Stored dataset items:
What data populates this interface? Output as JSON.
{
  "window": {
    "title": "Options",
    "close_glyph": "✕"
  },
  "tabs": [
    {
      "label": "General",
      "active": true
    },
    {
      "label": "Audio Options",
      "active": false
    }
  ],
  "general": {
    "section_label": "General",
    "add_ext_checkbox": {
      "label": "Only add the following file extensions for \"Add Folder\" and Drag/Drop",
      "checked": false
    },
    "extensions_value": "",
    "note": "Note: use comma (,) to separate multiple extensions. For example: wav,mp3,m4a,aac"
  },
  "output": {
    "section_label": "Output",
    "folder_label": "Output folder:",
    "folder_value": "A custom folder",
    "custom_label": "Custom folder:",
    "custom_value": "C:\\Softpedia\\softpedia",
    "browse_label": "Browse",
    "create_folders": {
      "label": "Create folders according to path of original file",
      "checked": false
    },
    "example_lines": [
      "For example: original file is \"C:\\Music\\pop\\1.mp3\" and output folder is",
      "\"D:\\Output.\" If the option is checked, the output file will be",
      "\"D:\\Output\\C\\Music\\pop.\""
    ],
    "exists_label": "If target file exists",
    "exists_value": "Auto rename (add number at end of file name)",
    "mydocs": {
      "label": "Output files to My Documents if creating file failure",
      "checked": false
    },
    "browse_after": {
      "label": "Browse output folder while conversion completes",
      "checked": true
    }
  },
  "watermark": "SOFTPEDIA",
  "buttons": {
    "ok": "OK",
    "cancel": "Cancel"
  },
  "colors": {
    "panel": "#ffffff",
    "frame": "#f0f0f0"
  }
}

▶ [Exercise]: Print the entries exactly. Include every one.

▶ [Solved exercise]:
What data populates this interface? Output as JSON.
{
  "window": {
    "title": "Options",
    "close_glyph": "✕"
  },
  "tabs": [
    {
      "label": "General",
      "active": true
    },
    {
      "label": "Audio Options",
      "active": false
    }
  ],
  "general": {
    "section_label": "General",
    "add_ext_checkbox": {
      "label": "Only add the following file extensions for \"Add Folder\" and Drag/Drop",
      "checked": false
    },
    "extensions_value": "",
    "note": "Note: use comma (,) to separate multiple extensions. For example: wav,mp3,m4a,aac"
  },
  "output": {
    "section_label": "Output",
    "folder_label": "Output folder:",
    "folder_value": "A custom folder",
    "custom_label": "Custom folder:",
    "custom_value": "C:\\Softpedia\\softpedia",
    "browse_label": "Browse",
    "create_folders": {
      "label": "Create folders according to path of original file",
      "checked": false
    },
    "example_lines": [
      "For example: original file is \"C:\\Music\\pop\\1.mp3\" and output folder is",
      "\"D:\\Output.\" If the option is checked, the output file will be",
      "\"D:\\Output\\C\\Music\\pop.\""
    ],
    "exists_label": "If target file exists",
    "exists_value": "Auto rename (add number at end of file name)",
    "mydocs": {
      "label": "Output files to My Documents if creating file failure",
      "checked": false
    },
    "browse_after": {
      "label": "Browse output folder while conversion completes",
      "checked": true
    }
  },
  "watermark": "SOFTPEDIA",
  "buttons": {
    "ok": "OK",
    "cancel": "Cancel"
  },
  "colors": {
    "panel": "#ffffff",
    "frame": "#f0f0f0"
  }
}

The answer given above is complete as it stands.